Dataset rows
Begin

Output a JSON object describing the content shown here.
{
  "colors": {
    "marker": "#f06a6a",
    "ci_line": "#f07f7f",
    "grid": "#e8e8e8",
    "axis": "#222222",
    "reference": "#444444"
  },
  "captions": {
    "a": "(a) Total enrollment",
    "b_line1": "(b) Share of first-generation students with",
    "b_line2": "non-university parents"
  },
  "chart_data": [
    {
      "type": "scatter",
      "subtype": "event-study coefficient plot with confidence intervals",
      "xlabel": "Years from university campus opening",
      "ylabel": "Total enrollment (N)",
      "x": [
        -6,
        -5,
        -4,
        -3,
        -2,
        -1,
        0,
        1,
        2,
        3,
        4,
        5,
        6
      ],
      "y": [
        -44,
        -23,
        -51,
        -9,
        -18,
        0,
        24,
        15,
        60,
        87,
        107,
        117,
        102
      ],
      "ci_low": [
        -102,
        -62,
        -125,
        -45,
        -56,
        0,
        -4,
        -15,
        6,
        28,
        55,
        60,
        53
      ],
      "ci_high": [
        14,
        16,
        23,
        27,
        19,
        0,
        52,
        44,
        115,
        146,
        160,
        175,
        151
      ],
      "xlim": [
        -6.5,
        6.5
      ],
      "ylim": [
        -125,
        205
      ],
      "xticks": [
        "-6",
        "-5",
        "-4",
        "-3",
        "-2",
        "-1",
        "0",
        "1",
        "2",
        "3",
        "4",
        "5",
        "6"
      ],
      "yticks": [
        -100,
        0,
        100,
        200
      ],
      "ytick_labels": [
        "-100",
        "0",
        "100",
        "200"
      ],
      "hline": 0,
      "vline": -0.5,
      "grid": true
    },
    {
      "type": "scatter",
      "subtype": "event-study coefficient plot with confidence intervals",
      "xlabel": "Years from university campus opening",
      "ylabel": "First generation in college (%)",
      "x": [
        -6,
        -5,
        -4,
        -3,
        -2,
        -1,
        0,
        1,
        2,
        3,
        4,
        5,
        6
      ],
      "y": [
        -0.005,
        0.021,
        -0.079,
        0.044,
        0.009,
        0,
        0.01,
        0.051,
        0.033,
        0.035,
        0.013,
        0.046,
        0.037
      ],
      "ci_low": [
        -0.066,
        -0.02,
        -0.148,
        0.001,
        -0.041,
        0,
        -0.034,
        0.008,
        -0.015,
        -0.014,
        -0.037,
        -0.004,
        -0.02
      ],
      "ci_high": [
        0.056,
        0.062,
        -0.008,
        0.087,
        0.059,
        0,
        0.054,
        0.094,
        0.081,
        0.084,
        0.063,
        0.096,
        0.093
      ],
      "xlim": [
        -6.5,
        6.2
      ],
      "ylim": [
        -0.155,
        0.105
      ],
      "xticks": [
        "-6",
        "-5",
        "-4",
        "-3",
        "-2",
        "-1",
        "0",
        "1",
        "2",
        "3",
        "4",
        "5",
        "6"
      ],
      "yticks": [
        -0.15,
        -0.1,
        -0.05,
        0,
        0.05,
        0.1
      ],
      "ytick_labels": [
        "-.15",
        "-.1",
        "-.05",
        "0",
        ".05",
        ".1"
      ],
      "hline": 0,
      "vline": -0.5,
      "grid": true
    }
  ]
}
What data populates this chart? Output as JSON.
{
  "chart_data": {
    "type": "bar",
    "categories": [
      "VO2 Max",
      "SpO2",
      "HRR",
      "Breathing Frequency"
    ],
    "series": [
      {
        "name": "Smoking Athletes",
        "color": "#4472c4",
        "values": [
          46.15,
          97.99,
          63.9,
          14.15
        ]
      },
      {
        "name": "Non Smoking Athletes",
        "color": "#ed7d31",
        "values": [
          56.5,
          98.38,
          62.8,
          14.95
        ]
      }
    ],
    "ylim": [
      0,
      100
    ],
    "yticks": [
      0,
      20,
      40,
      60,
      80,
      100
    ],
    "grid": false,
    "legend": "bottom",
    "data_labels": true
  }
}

End

Reproduce each entry from the records above, character for character.

Output a JSON object describing the content shown here.
{
  "colors": {
    "marker": "#f06a6a",
    "ci_line": "#f07f7f",
    "grid": "#e8e8e8",
    "axis": "#222222",
    "reference": "#444444"
  },
  "captions": {
    "a": "(a) Total enrollment",
    "b_line1": "(b) Share of first-generation students with",
    "b_line2": "non-university parents"
  },
  "chart_data": [
    {
      "type": "scatter",
      "subtype": "event-study coefficient plot with confidence intervals",
      "xlabel": "Years from university campus opening",
      "ylabel": "Total enrollment (N)",
      "x": [
        -6,
        -5,
        -4,
        -3,
        -2,
        -1,
        0,
        1,
        2,
        3,
        4,
        5,
        6
      ],
      "y": [
        -44,
        -23,
        -51,
        -9,
        -18,
        0,
        24,
        15,
        60,
        87,
        107,
        117,
        102
      ],
      "ci_low": [
        -102,
        -62,
        -125,
        -45,
        -56,
        0,
        -4,
        -15,
        6,
        28,
        55,
        60,
        53
      ],
      "ci_high": [
        14,
        16,
        23,
        27,
        19,
        0,
        52,
        44,
        115,
        146,
        160,
        175,
        151
      ],
      "xlim": [
        -6.5,
        6.5
      ],
      "ylim": [
        -125,
        205
      ],
      "xticks": [
        "-6",
        "-5",
        "-4",
        "-3",
        "-2",
        "-1",
        "0",
        "1",
        "2",
        "3",
        "4",
        "5",
        "6"
      ],
      "yticks": [
        -100,
        0,
        100,
        200
      ],
      "ytick_labels": [
        "-100",
        "0",
        "100",
        "200"
      ],
      "hline": 0,
      "vline": -0.5,
      "grid": true
    },
    {
      "type": "scatter",
      "subtype": "event-study coefficient plot with confidence intervals",
      "xlabel": "Years from university campus opening",
      "ylabel": "First generation in college (%)",
      "x": [
        -6,
        -5,
        -4,
        -3,
        -2,
        -1,
        0,
        1,
        2,
        3,
        4,
        5,
        6
      ],
      "y": [
        -0.005,
        0.021,
        -0.079,
        0.044,
        0.009,
        0,
        0.01,
        0.051,
        0.033,
        0.035,
        0.013,
        0.046,
        0.037
      ],
      "ci_low": [
        -0.066,
        -0.02,
        -0.148,
        0.001,
        -0.041,
        0,
        -0.034,
        0.008,
        -0.015,
        -0.014,
        -0.037,
        -0.004,
        -0.02
      ],
      "ci_high": [
        0.056,
        0.062,
        -0.008,
        0.087,
        0.059,
        0,
        0.054,
        0.094,
        0.081,
        0.084,
        0.063,
        0.096,
        0.093
      ],
      "xlim": [
        -6.5,
        6.2
      ],
      "ylim": [
        -0.155,
        0.105
      ],
      "xticks": [
        "-6",
        "-5",
        "-4",
        "-3",
        "-2",
        "-1",
        "0",
        "1",
        "2",
        "3",
        "4",
        "5",
        "6"
      ],
      "yticks": [
        -0.15,
        -0.1,
        -0.05,
        0,
        0.05,
        0.1
      ],
      "ytick_labels": [
        "-.15",
        "-.1",
        "-.05",
        "0",
        ".05",
        ".1"
      ],
      "hline": 0,
      "vline": -0.5,
      "grid": true
    }
  ]
}
What data populates this chart? Output as JSON.
{
  "chart_data": {
    "type": "bar",
    "categories": [
      "VO2 Max",
      "SpO2",
      "HRR",
      "Breathing Frequency"
    ],
    "series": [
      {
        "name": "Smoking Athletes",
        "color": "#4472c4",
        "values": [
          46.15,
          97.99,
          63.9,
          14.15
        ]
      },
      {
        "name": "Non Smoking Athletes",
        "color": "#ed7d31",
        "values": [
          56.5,
          98.38,
          62.8,
          14.95
        ]
      }
    ],
    "ylim": [
      0,
      100
    ],
    "yticks": [
      0,
      20,
      40,
      60,
      80,
      100
    ],
    "grid": false,
    "legend": "bottom",
    "data_labels": true
  }
}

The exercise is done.